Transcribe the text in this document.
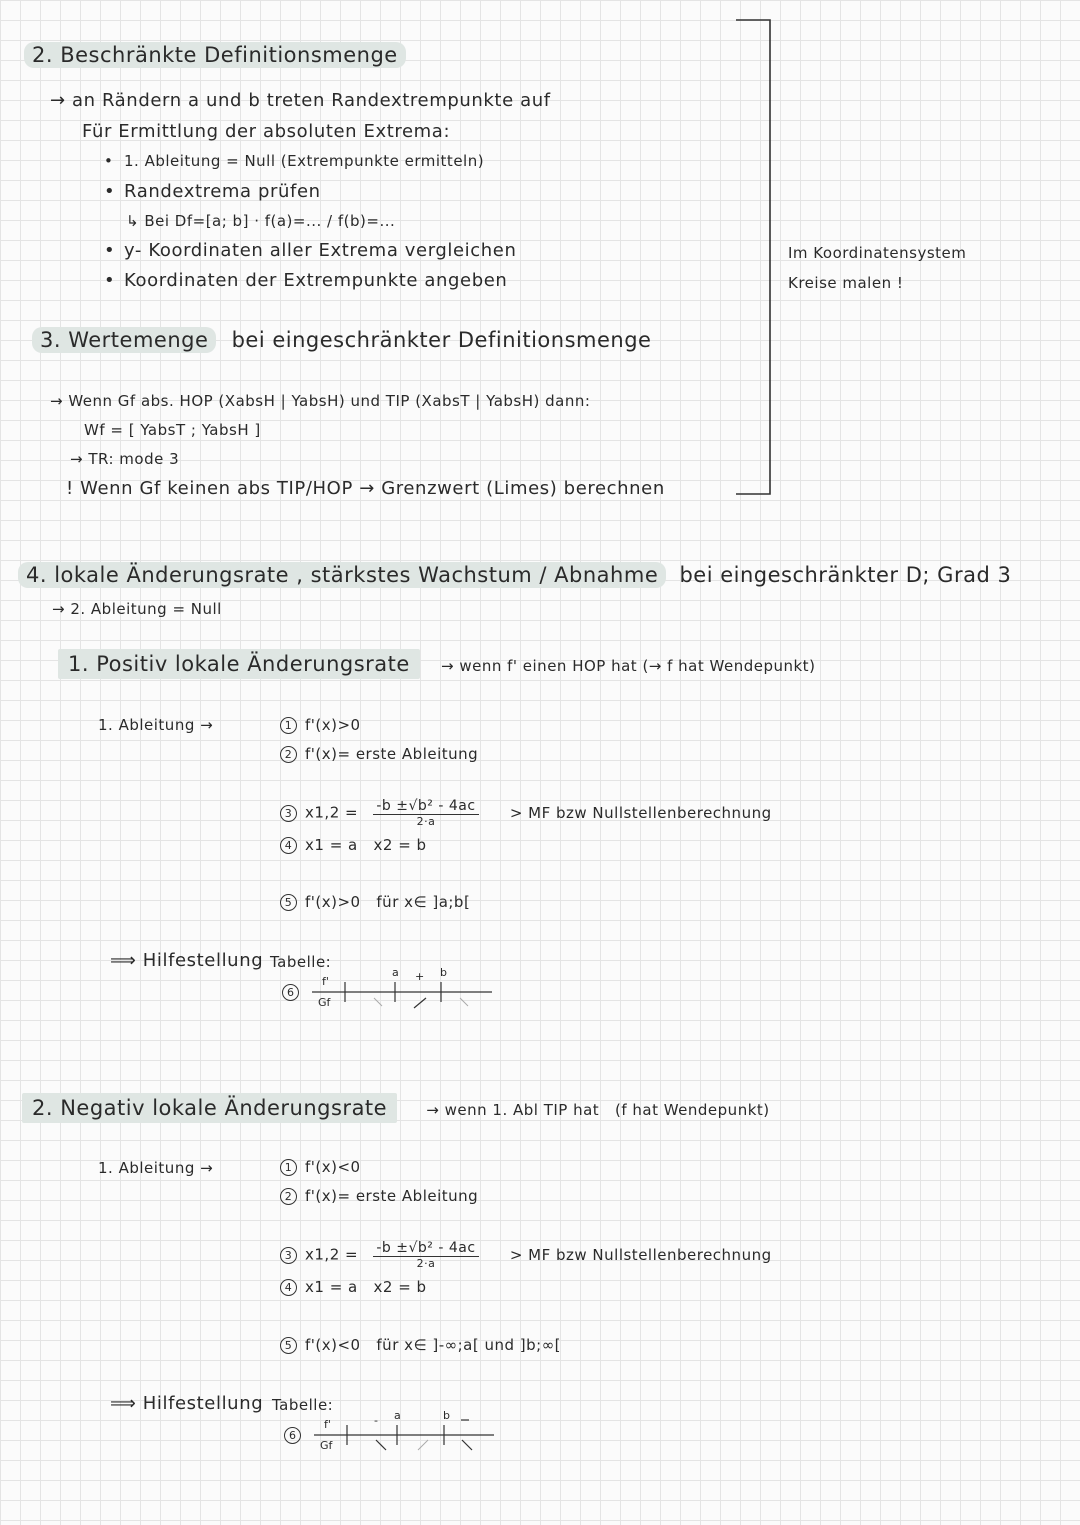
2. Beschränkte Definitionsmenge
→ an Rändern a und b treten Randextrempunkte auf
Für Ermittlung der absoluten Extrema:
• 1. Ableitung = Null (Extrempunkte ermitteln)
• Randextrema prüfen
↳ Bei Df=[a; b] · f(a)=... / f(b)=...
• y- Koordinaten aller Extrema vergleichen
• Koordinaten der Extrempunkte angeben
Im Koordinatensystem
Kreise malen !
3. Wertemenge bei eingeschränkter Definitionsmenge
→ Wenn Gf abs. HOP (XabsH | YabsH) und TIP (XabsT | YabsH) dann:
Wf = [ YabsT ; YabsH ]
→ TR: mode 3
! Wenn Gf keinen abs TIP/HOP → Grenzwert (Limes) berechnen
4. lokale Änderungsrate , stärkstes Wachstum / Abnahme bei eingeschränkter D; Grad 3
→ 2. Ableitung = Null
1. Positiv lokale Änderungsrate → wenn f' einen HOP hat (→ f hat Wendepunkt)
1. Ableitung →	1 f'(x)>0
2 f'(x)= erste Ableitung
3 $x1,2 = \frac{\text{-b ±√b² - 4ac}}{2\cdot a}$ > MF bzw Nullstellenberechnung
4 x1 = a   x2 = b
5 f'(x)>0   für x∈ ]a;b[
⟹ Hilfestellung Tabelle:
6
f'
Gf
a	b
+
2. Negativ lokale Änderungsrate	→ wenn 1. Abl TIP hat   (f hat Wendepunkt)
1. Ableitung →	1 f'(x)<0
2 f'(x)= erste Ableitung
3 $x1,2 = \frac{\text{-b ±√b² - 4ac}}{2\cdot a}$ > MF bzw Nullstellenberechnung
4 x1 = a   x2 = b
5 f'(x)<0   für x∈ ]-∞;a[ und ]b;∞[
⟹ Hilfestellung Tabelle:
6
f'
Gf
a	b
-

====================

### INSTRUCTION
Scan the lines above for "Ableitung", then copy every one that has it.

### RESPONSE TO THE EXERCISE
• 1. Ableitung = Null (Extrempunkte ermitteln)
→ 2. Ableitung = Null
1. Ableitung →	1 f'(x)>0
2 f'(x)= erste Ableitung
1. Ableitung →	1 f'(x)<0
2 f'(x)= erste Ableitung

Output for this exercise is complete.